-- start Input rows --
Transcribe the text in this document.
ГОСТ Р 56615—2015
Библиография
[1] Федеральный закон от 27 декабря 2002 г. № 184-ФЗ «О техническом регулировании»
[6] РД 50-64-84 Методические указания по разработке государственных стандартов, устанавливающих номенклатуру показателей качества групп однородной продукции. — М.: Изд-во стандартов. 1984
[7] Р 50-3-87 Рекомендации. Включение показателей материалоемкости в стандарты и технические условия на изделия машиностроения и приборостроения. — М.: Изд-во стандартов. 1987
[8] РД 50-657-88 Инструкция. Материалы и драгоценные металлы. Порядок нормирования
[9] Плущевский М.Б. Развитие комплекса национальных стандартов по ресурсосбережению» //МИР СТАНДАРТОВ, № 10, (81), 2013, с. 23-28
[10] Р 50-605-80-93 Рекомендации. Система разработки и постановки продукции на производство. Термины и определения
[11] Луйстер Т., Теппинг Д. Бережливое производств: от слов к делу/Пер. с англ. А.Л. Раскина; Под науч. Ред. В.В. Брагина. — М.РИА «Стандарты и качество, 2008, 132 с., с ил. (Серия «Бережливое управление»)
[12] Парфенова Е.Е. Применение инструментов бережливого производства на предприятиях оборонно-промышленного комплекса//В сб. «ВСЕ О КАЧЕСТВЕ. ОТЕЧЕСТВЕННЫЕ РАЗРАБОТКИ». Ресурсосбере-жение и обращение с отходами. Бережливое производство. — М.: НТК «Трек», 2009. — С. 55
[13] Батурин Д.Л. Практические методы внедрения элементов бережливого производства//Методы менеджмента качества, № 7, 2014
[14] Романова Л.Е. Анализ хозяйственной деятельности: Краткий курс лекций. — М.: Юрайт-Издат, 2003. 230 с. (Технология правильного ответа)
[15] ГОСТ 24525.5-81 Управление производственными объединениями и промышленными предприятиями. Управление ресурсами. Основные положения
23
-- end Input rows --
→ **Required work**
Find every line that has "Рекомендации" in it, then return those lines.

→ **Written reply**
[7] Р 50-3-87 Рекомендации. Включение показателей материалоемкости в стандарты и технические условия на изделия машиностроения и приборостроения. — М.: Изд-во стандартов. 1987
[10] Р 50-605-80-93 Рекомендации. Система разработки и постановки продукции на производство. Термины и определения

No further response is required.